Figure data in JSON
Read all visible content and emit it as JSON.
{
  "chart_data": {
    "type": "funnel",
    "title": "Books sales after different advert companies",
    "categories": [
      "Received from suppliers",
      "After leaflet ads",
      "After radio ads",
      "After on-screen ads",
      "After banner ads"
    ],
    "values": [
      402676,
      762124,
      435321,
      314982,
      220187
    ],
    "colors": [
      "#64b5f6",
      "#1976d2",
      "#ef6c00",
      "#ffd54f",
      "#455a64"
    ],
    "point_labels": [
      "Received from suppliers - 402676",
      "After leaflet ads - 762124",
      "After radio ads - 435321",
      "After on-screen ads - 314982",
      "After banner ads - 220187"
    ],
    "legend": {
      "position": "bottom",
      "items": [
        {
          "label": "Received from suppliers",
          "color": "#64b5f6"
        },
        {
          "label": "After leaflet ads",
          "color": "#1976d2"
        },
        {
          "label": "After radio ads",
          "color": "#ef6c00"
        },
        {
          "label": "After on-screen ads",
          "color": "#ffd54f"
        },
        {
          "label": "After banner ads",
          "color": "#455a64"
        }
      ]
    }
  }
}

* **EXERCISE OBJECTIVE**
All of the entries need to be reproduced exactly; please write them out.

* **RESPONSE TO THIS EXERCISE**
Read all visible content and emit it as JSON.
{
  "chart_data": {
    "type": "funnel",
    "title": "Books sales after different advert companies",
    "categories": [
      "Received from suppliers",
      "After leaflet ads",
      "After radio ads",
      "After on-screen ads",
      "After banner ads"
    ],
    "values": [
      402676,
      762124,
      435321,
      314982,
      220187
    ],
    "colors": [
      "#64b5f6",
      "#1976d2",
      "#ef6c00",
      "#ffd54f",
      "#455a64"
    ],
    "point_labels": [
      "Received from suppliers - 402676",
      "After leaflet ads - 762124",
      "After radio ads - 435321",
      "After on-screen ads - 314982",
      "After banner ads - 220187"
    ],
    "legend": {
      "position": "bottom",
      "items": [
        {
          "label": "Received from suppliers",
          "color": "#64b5f6"
        },
        {
          "label": "After leaflet ads",
          "color": "#1976d2"
        },
        {
          "label": "After radio ads",
          "color": "#ef6c00"
        },
        {
          "label": "After on-screen ads",
          "color": "#ffd54f"
        },
        {
          "label": "After banner ads",
          "color": "#455a64"
        }
      ]
    }
  }
}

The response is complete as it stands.